━━━━━ Excerpted data

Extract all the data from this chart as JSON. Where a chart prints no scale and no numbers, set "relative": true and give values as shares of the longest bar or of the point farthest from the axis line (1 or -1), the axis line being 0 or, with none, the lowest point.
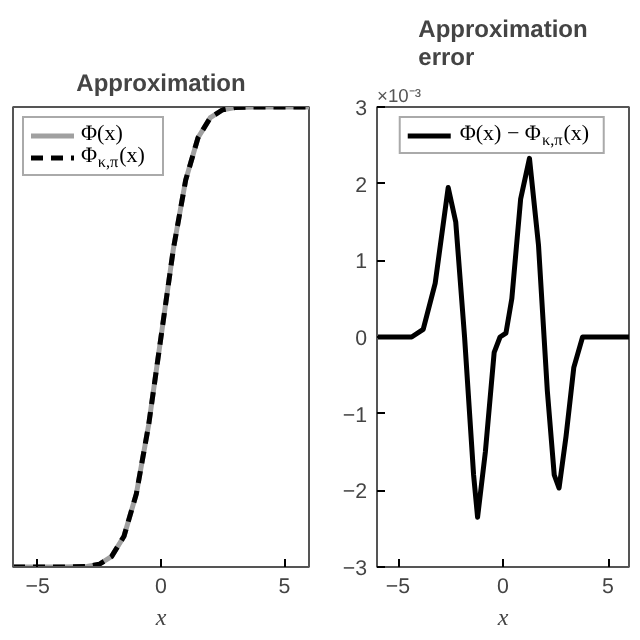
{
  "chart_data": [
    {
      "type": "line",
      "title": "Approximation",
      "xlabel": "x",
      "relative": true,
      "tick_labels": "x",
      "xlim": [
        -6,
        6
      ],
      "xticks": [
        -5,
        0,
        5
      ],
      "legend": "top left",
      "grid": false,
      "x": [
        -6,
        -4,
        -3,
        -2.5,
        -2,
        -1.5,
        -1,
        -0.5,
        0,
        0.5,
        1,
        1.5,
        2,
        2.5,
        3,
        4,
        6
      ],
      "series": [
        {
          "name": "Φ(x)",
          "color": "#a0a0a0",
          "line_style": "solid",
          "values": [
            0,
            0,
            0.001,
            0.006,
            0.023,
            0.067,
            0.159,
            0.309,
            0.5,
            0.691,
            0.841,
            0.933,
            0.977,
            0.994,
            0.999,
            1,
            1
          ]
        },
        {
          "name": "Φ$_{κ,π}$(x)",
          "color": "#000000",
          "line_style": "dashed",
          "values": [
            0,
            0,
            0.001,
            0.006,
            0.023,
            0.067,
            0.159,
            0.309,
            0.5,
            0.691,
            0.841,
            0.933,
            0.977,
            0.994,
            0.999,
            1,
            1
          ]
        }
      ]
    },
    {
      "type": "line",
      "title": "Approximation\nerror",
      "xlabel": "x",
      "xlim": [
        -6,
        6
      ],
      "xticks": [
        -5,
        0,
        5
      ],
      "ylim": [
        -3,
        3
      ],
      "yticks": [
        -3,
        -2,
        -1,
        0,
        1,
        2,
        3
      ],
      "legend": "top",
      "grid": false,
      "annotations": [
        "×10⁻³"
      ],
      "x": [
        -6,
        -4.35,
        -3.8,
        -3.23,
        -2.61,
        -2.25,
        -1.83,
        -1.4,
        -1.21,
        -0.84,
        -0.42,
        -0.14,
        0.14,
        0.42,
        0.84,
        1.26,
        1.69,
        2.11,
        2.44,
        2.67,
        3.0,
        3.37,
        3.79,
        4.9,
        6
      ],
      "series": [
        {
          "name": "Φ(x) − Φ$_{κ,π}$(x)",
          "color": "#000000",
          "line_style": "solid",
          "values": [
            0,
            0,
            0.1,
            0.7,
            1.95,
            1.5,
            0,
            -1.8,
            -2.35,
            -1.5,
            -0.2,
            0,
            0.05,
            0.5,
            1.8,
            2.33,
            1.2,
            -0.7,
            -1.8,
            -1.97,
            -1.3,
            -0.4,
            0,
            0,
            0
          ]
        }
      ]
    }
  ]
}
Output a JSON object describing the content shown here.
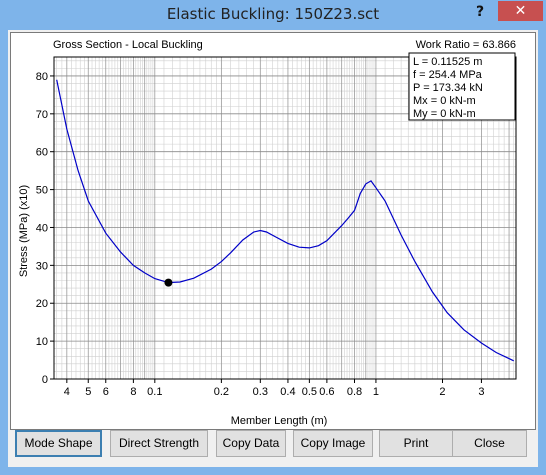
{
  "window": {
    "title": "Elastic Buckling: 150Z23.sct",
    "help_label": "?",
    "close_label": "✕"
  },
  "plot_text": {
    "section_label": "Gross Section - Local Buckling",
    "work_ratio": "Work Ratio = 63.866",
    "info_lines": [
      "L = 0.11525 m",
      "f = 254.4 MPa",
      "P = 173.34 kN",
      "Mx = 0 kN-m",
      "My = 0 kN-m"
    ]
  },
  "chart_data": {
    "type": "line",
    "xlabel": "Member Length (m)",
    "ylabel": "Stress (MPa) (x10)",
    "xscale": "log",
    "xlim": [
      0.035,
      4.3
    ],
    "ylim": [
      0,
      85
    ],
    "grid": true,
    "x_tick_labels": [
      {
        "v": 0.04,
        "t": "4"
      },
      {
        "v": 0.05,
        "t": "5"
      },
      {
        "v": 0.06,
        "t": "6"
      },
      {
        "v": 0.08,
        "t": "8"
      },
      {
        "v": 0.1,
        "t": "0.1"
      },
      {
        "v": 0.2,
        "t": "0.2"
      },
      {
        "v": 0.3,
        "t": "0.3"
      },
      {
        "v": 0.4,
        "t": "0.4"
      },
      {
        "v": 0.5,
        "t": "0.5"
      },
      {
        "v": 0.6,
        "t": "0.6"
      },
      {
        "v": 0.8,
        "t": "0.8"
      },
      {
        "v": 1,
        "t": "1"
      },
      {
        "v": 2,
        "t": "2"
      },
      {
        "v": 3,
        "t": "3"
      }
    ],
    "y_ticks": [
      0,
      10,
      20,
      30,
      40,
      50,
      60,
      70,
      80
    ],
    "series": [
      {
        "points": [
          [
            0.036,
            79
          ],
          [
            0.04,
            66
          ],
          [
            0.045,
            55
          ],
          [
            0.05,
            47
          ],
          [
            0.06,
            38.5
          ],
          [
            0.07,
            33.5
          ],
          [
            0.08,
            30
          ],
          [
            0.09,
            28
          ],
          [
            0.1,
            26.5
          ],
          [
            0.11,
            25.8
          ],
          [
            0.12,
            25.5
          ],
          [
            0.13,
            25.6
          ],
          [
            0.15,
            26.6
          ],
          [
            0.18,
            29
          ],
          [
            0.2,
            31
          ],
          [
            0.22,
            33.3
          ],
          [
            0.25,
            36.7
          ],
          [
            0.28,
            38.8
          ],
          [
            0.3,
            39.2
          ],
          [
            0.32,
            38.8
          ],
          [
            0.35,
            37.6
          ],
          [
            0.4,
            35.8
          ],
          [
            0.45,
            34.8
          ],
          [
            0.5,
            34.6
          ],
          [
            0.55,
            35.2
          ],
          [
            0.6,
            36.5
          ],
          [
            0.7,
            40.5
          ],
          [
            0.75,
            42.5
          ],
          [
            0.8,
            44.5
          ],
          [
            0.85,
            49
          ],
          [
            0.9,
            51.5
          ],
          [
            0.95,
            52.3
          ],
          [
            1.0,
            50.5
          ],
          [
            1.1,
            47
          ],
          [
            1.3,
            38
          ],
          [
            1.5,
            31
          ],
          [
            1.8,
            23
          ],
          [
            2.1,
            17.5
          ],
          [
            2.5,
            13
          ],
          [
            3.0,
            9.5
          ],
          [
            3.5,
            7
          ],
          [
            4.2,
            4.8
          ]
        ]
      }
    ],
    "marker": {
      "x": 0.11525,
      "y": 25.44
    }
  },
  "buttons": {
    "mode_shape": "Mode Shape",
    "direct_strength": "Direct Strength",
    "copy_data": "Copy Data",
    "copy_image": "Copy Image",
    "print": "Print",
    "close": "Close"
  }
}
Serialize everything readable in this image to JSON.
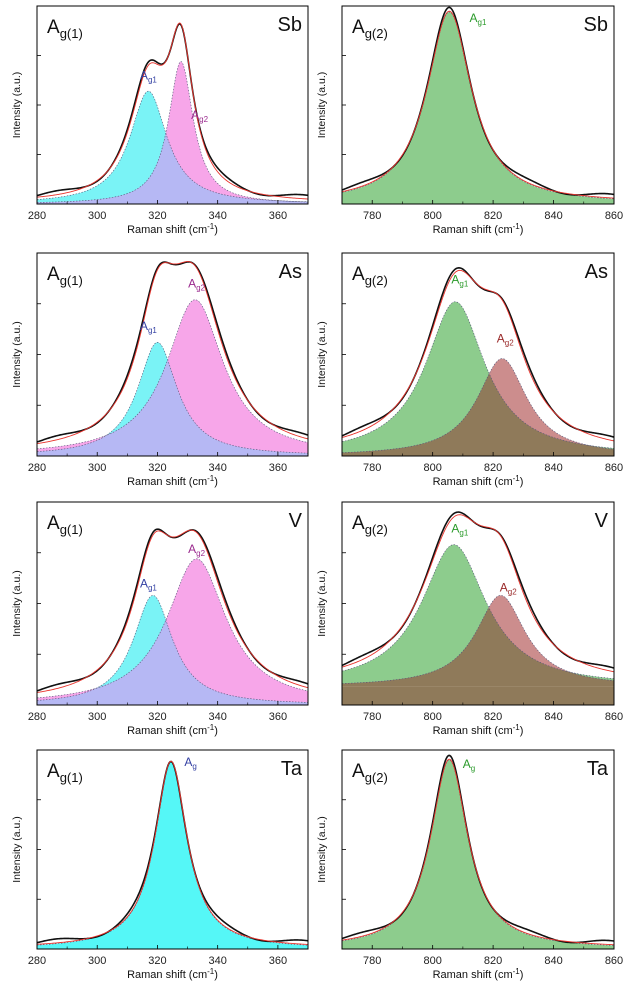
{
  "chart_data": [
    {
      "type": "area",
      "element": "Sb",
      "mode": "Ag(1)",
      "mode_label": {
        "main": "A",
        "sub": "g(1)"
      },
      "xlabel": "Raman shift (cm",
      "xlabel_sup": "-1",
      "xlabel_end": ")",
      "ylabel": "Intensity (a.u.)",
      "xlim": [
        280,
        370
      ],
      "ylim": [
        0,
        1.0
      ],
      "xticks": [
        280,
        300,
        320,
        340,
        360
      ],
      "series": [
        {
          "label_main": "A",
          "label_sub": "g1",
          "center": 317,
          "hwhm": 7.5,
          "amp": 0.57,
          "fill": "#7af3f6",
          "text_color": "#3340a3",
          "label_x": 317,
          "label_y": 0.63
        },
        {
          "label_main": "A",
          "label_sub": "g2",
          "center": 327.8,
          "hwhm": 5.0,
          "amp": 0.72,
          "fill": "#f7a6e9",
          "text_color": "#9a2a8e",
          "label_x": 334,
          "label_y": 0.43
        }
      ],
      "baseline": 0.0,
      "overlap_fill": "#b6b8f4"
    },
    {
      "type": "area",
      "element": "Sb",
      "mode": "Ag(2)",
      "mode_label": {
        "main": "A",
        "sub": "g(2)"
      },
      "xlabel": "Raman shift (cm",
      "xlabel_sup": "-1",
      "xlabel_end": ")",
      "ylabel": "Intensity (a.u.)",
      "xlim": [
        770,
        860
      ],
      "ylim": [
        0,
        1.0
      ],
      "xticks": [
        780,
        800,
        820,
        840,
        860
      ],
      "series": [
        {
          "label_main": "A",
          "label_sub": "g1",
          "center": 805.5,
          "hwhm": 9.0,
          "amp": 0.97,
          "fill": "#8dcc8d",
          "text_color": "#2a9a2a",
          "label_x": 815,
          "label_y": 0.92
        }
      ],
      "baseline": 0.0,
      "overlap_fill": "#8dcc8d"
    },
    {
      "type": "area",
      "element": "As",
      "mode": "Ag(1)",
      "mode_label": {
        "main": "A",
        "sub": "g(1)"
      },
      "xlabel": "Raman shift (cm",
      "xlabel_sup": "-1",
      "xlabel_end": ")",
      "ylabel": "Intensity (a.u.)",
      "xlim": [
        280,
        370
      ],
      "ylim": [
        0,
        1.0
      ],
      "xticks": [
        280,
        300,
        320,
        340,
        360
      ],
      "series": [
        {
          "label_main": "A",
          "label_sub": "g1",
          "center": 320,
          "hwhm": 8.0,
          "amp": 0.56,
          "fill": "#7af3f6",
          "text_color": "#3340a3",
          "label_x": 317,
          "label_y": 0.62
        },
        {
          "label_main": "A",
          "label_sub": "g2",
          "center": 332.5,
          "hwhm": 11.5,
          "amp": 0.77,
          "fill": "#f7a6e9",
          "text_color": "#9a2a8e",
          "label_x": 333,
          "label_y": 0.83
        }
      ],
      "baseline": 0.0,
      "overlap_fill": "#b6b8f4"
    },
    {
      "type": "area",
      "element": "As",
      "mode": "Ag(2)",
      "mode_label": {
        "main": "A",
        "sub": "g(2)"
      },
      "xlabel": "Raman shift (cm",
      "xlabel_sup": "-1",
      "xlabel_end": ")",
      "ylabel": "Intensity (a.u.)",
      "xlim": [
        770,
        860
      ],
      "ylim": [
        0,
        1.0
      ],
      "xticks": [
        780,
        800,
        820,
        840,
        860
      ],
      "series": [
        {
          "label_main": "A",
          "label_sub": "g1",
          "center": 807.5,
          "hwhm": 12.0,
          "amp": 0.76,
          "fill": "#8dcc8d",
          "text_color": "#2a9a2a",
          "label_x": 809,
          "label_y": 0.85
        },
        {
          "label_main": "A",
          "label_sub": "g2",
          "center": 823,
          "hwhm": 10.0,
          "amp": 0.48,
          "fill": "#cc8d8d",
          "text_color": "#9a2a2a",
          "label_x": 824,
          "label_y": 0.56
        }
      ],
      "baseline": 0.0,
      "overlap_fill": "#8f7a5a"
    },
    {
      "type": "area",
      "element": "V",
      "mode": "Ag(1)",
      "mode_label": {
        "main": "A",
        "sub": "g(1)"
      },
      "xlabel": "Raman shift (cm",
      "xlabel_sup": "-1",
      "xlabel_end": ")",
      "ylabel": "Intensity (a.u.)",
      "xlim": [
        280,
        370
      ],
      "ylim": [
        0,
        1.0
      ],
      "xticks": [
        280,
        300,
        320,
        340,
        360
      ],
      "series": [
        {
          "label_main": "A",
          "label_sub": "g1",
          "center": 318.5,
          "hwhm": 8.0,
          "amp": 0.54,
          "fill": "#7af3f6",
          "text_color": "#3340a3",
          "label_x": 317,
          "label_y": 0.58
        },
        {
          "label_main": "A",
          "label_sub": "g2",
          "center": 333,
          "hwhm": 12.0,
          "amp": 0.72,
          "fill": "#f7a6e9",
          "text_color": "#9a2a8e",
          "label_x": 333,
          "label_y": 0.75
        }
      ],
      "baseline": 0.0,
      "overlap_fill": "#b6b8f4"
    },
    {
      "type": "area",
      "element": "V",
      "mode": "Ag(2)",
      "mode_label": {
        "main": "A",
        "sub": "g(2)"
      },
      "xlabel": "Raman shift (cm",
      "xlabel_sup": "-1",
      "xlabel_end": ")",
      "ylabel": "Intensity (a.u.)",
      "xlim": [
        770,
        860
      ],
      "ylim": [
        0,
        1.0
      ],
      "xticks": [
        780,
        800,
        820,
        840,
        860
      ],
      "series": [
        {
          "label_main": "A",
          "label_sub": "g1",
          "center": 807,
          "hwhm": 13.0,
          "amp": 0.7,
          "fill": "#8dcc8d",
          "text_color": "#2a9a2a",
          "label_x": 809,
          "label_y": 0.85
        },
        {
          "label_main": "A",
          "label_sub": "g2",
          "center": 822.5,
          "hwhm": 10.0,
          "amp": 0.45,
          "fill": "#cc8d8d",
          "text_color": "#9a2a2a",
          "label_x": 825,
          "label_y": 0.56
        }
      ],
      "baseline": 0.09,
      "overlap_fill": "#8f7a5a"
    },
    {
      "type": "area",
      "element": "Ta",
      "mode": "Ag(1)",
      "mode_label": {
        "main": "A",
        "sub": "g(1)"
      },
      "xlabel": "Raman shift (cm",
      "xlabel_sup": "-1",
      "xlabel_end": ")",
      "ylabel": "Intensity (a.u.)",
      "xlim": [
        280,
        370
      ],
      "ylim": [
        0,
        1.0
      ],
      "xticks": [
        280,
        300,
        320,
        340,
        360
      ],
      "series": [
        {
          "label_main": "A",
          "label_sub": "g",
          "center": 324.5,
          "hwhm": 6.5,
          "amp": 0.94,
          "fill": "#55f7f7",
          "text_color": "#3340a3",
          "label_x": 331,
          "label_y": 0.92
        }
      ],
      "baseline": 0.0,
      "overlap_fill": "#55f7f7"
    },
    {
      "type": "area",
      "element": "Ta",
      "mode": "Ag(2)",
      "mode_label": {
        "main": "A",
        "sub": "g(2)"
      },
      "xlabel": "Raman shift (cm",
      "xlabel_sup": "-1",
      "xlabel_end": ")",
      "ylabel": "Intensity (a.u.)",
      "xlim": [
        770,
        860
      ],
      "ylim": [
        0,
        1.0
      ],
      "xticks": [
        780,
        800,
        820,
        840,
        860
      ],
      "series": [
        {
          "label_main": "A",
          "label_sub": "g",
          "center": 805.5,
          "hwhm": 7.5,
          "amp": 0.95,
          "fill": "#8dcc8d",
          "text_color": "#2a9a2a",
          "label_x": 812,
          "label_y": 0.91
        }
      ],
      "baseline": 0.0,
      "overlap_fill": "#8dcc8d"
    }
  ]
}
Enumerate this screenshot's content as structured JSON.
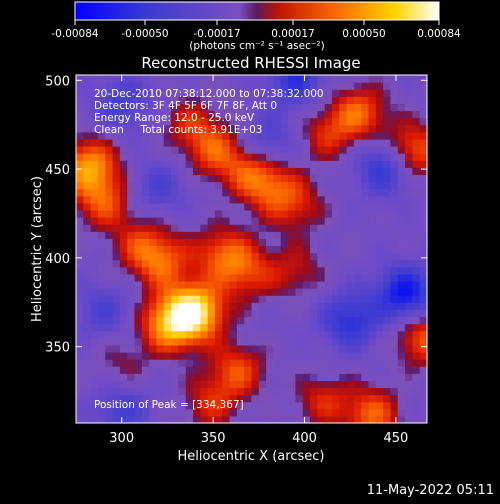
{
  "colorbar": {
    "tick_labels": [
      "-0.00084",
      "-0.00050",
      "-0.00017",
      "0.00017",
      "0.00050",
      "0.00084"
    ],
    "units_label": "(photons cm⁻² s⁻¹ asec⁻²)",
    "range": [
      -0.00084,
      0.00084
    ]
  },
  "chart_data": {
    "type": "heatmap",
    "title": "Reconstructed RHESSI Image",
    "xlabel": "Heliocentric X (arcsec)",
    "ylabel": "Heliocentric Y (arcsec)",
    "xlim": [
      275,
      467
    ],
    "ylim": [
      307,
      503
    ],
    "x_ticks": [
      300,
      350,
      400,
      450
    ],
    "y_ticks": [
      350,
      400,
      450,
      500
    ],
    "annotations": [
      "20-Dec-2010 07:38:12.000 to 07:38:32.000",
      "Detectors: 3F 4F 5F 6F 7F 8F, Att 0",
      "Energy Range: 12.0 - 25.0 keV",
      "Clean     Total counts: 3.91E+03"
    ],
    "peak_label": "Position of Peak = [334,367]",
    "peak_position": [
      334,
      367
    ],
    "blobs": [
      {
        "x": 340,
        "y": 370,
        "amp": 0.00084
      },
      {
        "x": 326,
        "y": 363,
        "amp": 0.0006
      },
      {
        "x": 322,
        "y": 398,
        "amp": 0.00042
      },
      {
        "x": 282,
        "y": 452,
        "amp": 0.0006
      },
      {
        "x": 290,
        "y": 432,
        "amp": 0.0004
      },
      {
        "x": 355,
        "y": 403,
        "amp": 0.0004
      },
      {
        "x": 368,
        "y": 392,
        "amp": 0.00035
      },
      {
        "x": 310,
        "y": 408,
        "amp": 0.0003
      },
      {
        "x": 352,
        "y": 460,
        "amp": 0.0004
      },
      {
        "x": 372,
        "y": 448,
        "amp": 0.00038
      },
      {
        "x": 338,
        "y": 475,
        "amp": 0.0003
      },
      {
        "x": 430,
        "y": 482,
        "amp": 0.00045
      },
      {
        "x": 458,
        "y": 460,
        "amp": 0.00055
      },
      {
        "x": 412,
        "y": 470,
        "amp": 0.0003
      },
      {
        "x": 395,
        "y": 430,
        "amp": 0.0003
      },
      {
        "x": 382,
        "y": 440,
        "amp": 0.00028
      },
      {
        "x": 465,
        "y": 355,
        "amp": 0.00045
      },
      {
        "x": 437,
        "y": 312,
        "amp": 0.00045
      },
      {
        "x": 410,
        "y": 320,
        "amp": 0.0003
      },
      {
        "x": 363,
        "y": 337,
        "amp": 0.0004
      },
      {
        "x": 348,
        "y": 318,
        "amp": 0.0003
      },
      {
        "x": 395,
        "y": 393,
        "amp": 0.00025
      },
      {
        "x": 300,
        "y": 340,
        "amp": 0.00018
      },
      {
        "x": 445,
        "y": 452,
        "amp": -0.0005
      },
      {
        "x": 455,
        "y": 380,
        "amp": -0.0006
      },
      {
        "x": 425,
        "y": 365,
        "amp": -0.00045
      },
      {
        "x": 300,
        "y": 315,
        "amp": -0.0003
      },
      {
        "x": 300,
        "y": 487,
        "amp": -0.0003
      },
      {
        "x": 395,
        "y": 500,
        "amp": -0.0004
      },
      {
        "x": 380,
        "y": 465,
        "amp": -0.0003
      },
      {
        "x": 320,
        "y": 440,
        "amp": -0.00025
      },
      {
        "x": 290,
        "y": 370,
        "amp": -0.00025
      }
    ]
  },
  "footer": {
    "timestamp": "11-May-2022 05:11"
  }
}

━━━━━━━━━━

Your task: Count the lines that hold the string "title", and reply with that number alone.

Full response: 4